▶ **What to produce**
Gather all lines from the material that contain "clock".

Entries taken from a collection
-=-=-

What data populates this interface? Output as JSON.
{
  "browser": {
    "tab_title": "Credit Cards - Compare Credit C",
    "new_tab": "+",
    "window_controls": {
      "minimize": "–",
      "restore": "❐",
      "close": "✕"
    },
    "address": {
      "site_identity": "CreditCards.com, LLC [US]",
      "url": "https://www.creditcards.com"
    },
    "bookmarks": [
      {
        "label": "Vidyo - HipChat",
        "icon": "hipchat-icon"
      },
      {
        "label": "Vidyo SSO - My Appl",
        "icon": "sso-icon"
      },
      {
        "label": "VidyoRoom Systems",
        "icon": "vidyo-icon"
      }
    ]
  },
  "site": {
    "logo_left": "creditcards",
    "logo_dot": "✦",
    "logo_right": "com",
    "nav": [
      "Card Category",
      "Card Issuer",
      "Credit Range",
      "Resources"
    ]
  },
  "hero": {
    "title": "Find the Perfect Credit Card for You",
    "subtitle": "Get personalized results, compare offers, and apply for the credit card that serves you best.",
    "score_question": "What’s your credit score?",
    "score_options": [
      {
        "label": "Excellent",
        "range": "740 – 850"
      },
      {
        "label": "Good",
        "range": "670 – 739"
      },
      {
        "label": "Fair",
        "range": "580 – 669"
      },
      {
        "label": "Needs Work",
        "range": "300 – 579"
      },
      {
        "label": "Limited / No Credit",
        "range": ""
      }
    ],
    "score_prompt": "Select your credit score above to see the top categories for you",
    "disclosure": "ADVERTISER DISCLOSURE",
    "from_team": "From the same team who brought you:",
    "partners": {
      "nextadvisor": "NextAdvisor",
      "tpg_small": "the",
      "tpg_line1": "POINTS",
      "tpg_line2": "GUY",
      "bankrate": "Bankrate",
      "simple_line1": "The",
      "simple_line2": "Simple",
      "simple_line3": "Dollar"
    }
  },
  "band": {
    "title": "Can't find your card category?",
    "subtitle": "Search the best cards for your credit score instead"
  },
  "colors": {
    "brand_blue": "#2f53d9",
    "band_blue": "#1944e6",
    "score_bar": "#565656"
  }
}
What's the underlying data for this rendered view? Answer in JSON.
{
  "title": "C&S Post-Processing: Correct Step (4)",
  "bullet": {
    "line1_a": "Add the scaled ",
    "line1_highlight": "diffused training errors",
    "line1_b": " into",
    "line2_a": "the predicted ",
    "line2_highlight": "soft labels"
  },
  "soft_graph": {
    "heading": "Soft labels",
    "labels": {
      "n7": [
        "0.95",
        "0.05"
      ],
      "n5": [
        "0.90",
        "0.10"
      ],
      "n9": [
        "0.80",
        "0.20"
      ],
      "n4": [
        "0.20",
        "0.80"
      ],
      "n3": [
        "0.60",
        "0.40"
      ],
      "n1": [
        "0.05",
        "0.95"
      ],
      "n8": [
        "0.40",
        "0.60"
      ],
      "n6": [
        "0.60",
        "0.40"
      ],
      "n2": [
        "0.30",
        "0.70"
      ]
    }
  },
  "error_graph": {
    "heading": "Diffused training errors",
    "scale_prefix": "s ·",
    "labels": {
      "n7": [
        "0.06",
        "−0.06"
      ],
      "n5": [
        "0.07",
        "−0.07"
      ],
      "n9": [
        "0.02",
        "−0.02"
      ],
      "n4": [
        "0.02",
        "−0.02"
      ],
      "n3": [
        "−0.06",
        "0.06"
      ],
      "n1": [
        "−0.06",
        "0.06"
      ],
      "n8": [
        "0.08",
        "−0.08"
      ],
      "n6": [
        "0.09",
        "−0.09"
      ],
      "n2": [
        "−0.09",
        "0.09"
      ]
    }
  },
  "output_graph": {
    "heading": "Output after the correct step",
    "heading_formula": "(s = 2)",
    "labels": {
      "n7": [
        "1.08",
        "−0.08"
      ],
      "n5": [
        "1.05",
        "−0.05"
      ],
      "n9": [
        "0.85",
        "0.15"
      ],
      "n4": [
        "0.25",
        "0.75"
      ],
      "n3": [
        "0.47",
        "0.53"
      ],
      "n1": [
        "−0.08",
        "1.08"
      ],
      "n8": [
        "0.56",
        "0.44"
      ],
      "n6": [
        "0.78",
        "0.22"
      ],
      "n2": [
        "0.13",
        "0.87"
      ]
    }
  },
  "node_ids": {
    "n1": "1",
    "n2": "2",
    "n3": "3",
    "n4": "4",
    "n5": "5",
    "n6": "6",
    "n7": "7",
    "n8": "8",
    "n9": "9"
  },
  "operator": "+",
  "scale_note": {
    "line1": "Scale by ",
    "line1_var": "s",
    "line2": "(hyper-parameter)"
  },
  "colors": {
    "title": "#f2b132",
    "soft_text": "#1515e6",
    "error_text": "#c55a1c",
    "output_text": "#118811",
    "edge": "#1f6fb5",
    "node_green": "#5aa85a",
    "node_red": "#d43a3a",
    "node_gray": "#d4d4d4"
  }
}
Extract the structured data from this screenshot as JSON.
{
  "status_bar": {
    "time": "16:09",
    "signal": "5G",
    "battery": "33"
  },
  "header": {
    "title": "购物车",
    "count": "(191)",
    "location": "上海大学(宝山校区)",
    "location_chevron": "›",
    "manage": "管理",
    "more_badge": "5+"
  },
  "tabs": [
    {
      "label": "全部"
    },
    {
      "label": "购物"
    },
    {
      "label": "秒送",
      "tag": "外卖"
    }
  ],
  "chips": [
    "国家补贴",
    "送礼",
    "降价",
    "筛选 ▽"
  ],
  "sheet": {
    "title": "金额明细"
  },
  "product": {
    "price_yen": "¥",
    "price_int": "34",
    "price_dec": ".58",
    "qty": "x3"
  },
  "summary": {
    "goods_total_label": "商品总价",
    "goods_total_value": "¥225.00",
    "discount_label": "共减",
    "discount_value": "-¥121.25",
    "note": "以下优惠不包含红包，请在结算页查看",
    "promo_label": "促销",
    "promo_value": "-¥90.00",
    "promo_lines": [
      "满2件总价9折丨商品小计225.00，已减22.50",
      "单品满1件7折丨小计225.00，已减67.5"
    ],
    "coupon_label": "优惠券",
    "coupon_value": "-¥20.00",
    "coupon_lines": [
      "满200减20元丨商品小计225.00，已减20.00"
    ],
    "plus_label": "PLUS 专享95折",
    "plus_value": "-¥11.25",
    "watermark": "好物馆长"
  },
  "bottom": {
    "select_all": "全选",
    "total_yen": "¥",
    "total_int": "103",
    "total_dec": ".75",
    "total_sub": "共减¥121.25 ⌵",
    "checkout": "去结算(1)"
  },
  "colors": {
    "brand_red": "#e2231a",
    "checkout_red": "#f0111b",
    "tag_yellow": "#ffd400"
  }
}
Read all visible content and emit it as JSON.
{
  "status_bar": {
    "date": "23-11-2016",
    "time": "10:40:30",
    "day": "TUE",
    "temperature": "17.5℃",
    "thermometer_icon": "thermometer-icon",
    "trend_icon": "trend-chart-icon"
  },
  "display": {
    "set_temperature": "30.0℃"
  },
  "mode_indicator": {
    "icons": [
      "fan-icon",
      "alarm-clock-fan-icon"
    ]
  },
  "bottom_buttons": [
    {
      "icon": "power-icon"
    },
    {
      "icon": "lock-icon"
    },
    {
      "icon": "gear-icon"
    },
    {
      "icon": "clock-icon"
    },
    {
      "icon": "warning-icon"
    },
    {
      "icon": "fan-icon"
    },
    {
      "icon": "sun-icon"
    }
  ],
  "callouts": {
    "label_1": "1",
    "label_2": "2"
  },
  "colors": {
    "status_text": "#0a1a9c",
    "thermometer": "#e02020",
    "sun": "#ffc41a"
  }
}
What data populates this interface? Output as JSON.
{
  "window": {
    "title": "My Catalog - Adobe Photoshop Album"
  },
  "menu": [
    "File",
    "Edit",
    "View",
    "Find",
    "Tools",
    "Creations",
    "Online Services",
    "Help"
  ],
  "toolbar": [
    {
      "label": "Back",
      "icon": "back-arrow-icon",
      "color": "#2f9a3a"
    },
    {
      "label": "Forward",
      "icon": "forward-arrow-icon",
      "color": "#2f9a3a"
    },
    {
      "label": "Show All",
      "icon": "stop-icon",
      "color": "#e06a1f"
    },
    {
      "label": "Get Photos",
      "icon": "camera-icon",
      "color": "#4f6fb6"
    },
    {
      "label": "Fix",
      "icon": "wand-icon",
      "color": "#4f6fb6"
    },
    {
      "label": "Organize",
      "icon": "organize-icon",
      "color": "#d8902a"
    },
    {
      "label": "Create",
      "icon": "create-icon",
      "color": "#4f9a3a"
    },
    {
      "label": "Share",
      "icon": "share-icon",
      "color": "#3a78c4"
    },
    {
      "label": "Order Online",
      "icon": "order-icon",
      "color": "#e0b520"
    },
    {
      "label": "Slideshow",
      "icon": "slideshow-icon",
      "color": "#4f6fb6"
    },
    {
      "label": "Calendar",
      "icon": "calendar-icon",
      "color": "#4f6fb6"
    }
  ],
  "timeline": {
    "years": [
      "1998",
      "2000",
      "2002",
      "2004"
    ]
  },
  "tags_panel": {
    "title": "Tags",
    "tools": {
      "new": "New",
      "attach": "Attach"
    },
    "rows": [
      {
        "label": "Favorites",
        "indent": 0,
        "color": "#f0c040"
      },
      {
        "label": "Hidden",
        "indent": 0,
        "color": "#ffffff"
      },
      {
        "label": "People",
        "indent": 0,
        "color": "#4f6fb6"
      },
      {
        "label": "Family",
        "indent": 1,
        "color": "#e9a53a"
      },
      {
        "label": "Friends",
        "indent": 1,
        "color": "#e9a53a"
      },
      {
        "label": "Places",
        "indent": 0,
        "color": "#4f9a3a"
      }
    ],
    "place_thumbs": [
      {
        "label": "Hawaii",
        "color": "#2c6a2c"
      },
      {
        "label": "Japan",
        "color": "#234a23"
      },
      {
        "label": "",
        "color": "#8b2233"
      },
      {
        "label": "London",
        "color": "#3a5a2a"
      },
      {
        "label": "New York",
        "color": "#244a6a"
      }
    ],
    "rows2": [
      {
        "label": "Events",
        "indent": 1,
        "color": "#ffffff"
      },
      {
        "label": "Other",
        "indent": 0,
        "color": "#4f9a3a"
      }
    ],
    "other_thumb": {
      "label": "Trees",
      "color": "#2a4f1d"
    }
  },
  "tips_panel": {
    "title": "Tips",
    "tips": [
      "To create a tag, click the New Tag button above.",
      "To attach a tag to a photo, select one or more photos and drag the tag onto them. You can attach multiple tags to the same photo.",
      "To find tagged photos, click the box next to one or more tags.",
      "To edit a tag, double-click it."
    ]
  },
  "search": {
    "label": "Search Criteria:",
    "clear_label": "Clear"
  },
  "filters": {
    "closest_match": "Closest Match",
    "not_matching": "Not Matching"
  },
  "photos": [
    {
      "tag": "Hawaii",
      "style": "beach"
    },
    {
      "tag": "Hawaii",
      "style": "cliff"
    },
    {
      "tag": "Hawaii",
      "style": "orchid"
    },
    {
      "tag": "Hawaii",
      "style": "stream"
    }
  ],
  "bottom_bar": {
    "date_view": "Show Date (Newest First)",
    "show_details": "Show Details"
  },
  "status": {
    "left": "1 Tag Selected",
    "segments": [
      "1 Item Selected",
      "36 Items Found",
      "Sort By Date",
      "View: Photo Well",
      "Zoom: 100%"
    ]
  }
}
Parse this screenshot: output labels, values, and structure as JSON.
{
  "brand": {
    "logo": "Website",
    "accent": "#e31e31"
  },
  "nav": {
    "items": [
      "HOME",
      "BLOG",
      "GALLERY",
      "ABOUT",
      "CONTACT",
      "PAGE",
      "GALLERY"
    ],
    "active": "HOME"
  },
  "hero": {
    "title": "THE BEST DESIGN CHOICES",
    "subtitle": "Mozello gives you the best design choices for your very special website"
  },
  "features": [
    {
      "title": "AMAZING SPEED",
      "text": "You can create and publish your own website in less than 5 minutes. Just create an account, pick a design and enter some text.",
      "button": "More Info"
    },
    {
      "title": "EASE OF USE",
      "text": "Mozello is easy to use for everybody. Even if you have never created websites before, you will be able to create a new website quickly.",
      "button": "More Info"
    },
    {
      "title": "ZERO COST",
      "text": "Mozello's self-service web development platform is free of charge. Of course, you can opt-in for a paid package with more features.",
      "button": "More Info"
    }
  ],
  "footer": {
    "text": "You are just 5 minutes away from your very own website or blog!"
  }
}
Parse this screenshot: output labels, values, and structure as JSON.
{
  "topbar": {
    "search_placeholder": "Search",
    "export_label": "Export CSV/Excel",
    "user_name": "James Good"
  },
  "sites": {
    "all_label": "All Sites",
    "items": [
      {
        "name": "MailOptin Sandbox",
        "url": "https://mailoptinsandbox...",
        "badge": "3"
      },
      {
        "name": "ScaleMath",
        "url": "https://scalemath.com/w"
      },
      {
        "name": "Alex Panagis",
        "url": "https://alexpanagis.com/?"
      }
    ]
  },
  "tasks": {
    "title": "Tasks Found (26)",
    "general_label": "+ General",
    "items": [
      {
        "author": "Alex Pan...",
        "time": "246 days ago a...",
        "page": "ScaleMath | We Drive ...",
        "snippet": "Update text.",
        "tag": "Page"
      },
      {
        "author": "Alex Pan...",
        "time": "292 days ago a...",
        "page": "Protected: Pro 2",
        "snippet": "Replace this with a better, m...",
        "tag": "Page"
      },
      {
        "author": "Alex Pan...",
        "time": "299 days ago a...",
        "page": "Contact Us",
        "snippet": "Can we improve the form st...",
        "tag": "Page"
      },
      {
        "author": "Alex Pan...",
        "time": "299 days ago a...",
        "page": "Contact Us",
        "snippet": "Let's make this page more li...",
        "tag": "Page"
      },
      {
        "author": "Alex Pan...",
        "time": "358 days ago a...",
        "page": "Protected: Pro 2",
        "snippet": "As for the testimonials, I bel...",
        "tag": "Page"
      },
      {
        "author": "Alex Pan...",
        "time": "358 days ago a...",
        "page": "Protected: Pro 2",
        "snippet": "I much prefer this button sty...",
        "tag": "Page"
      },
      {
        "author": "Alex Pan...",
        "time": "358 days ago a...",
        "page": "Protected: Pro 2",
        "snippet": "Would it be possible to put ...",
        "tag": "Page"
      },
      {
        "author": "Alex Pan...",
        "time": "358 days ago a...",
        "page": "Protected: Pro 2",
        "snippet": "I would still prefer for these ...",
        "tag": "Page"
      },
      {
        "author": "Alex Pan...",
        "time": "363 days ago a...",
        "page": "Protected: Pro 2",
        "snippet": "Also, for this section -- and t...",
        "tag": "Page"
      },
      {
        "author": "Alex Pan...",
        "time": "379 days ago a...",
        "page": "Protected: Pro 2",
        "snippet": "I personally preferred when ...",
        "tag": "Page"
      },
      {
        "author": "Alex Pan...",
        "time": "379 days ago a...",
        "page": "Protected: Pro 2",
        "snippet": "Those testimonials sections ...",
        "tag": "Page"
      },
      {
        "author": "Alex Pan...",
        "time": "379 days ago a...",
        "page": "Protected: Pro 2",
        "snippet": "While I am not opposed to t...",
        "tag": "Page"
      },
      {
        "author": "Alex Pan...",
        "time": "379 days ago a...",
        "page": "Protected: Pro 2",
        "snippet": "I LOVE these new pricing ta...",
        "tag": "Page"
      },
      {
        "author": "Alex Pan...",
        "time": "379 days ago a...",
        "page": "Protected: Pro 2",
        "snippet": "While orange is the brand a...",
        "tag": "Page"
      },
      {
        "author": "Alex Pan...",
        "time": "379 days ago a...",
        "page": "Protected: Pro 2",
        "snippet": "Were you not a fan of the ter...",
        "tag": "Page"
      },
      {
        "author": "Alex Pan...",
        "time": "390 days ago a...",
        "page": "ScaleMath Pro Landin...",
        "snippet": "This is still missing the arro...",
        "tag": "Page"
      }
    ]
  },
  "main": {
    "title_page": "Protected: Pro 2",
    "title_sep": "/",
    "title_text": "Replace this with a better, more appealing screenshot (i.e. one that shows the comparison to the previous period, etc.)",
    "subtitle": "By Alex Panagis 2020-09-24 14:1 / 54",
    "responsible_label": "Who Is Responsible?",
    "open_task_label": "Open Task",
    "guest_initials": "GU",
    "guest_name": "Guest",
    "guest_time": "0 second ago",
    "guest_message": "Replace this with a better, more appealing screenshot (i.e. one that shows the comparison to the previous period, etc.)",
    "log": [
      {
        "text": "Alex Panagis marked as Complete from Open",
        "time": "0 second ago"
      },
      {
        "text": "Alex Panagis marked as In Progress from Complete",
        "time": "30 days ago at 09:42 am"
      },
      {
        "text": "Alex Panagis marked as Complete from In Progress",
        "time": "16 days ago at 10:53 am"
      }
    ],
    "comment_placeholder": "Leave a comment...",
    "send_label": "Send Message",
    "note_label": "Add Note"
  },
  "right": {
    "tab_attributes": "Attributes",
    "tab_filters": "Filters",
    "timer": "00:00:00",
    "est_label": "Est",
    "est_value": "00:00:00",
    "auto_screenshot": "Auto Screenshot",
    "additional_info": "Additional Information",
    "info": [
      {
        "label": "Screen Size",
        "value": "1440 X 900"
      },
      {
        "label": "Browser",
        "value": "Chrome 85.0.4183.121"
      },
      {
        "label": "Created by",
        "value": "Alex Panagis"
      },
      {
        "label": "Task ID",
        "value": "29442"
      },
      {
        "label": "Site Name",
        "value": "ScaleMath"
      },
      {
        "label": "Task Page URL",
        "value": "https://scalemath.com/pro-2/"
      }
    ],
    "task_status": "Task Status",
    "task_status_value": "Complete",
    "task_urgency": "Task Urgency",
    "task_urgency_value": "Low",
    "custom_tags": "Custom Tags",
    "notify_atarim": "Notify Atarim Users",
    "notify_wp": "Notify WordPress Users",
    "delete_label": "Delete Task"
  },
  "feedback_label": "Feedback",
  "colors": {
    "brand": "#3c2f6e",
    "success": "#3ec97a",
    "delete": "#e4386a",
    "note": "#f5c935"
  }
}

-=-=-

▶ **Response to this task**
      "alarm-clock-fan-icon"
      "icon": "clock-icon"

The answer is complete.